--- Start of DATA TO PROCESS ---
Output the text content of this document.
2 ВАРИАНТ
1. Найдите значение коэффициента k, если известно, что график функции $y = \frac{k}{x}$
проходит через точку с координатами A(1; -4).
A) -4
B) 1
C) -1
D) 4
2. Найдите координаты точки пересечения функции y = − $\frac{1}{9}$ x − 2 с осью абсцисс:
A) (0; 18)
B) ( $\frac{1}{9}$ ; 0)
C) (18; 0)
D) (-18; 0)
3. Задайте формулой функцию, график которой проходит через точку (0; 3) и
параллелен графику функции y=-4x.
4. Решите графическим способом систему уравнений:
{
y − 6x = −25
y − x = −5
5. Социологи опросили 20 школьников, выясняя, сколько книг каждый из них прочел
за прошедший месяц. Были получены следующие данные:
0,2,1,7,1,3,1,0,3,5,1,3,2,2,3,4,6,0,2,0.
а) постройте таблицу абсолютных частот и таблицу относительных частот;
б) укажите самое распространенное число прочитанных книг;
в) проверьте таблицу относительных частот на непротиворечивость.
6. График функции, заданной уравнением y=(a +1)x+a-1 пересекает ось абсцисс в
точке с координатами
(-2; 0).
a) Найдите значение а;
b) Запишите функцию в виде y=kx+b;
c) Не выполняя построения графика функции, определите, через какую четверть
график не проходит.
--- End of DATA TO PROCESS ---
| INSTRUCTION |
Each entry must be reproduced verbatim.

| WRITTEN ANSWER |
Output the text content of this document.
2 ВАРИАНТ
1. Найдите значение коэффициента k, если известно, что график функции $y = \frac{k}{x}$
проходит через точку с координатами A(1; -4).
A) -4
B) 1
C) -1
D) 4
2. Найдите координаты точки пересечения функции y = − $\frac{1}{9}$ x − 2 с осью абсцисс:
A) (0; 18)
B) ( $\frac{1}{9}$ ; 0)
C) (18; 0)
D) (-18; 0)
3. Задайте формулой функцию, график которой проходит через точку (0; 3) и
параллелен графику функции y=-4x.
4. Решите графическим способом систему уравнений:
{
y − 6x = −25
y − x = −5
5. Социологи опросили 20 школьников, выясняя, сколько книг каждый из них прочел
за прошедший месяц. Были получены следующие данные:
0,2,1,7,1,3,1,0,3,5,1,3,2,2,3,4,6,0,2,0.
а) постройте таблицу абсолютных частот и таблицу относительных частот;
б) укажите самое распространенное число прочитанных книг;
в) проверьте таблицу относительных частот на непротиворечивость.
6. График функции, заданной уравнением y=(a +1)x+a-1 пересекает ось абсцисс в
точке с координатами
(-2; 0).
a) Найдите значение а;
b) Запишите функцию в виде y=kx+b;
c) Не выполняя построения графика функции, определите, через какую четверть
график не проходит.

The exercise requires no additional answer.